**The task:**
Any pictures in the records below should be skipped; write out everything else exactly.

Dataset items

---*---

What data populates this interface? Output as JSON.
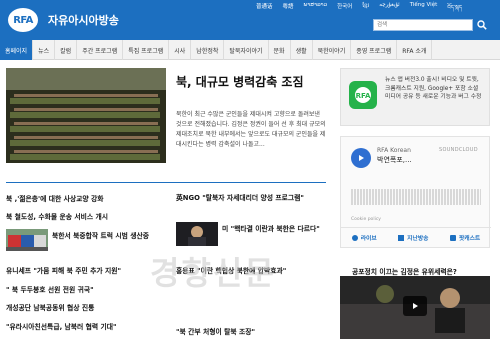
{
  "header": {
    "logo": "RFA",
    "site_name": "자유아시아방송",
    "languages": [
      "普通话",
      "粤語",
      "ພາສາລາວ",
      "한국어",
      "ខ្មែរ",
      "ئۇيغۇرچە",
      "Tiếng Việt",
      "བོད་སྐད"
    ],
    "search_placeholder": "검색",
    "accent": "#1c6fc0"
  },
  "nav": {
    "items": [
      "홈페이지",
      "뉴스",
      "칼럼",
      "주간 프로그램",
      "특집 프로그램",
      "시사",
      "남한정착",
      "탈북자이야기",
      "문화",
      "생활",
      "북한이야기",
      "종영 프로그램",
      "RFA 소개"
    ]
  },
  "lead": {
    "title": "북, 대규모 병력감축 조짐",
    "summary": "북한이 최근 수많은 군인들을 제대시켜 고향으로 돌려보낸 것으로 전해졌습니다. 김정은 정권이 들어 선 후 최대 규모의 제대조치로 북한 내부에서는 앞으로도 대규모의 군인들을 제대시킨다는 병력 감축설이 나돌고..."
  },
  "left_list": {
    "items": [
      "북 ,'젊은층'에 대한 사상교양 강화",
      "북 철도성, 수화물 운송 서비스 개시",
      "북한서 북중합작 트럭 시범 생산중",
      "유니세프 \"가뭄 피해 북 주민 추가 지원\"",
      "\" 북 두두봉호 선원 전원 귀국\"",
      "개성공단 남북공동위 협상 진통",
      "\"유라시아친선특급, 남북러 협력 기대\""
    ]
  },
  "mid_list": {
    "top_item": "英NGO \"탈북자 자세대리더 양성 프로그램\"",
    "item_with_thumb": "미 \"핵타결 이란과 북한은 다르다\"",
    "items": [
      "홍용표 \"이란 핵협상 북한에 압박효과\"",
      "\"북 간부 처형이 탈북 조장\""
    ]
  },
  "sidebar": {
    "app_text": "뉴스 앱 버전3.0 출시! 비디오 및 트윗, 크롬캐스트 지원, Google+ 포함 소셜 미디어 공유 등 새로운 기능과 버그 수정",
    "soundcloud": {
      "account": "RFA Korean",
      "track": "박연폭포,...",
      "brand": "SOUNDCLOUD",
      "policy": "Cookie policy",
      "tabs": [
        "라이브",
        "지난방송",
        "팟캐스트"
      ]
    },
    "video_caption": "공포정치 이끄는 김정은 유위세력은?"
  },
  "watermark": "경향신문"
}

---*---

**Exercise solution:**
What data populates this interface? Output as JSON.
{
  "header": {
    "logo": "RFA",
    "site_name": "자유아시아방송",
    "languages": [
      "普通话",
      "粤語",
      "ພາສາລາວ",
      "한국어",
      "ខ្មែរ",
      "ئۇيغۇرچە",
      "Tiếng Việt",
      "བོད་སྐད"
    ],
    "search_placeholder": "검색",
    "accent": "#1c6fc0"
  },
  "nav": {
    "items": [
      "홈페이지",
      "뉴스",
      "칼럼",
      "주간 프로그램",
      "특집 프로그램",
      "시사",
      "남한정착",
      "탈북자이야기",
      "문화",
      "생활",
      "북한이야기",
      "종영 프로그램",
      "RFA 소개"
    ]
  },
  "lead": {
    "title": "북, 대규모 병력감축 조짐",
    "summary": "북한이 최근 수많은 군인들을 제대시켜 고향으로 돌려보낸 것으로 전해졌습니다. 김정은 정권이 들어 선 후 최대 규모의 제대조치로 북한 내부에서는 앞으로도 대규모의 군인들을 제대시킨다는 병력 감축설이 나돌고..."
  },
  "left_list": {
    "items": [
      "북 ,'젊은층'에 대한 사상교양 강화",
      "북 철도성, 수화물 운송 서비스 개시",
      "북한서 북중합작 트럭 시범 생산중",
      "유니세프 \"가뭄 피해 북 주민 추가 지원\"",
      "\" 북 두두봉호 선원 전원 귀국\"",
      "개성공단 남북공동위 협상 진통",
      "\"유라시아친선특급, 남북러 협력 기대\""
    ]
  },
  "mid_list": {
    "top_item": "英NGO \"탈북자 자세대리더 양성 프로그램\"",
    "item_with_thumb": "미 \"핵타결 이란과 북한은 다르다\"",
    "items": [
      "홍용표 \"이란 핵협상 북한에 압박효과\"",
      "\"북 간부 처형이 탈북 조장\""
    ]
  },
  "sidebar": {
    "app_text": "뉴스 앱 버전3.0 출시! 비디오 및 트윗, 크롬캐스트 지원, Google+ 포함 소셜 미디어 공유 등 새로운 기능과 버그 수정",
    "soundcloud": {
      "account": "RFA Korean",
      "track": "박연폭포,...",
      "brand": "SOUNDCLOUD",
      "policy": "Cookie policy",
      "tabs": [
        "라이브",
        "지난방송",
        "팟캐스트"
      ]
    },
    "video_caption": "공포정치 이끄는 김정은 유위세력은?"
  },
  "watermark": "경향신문"
}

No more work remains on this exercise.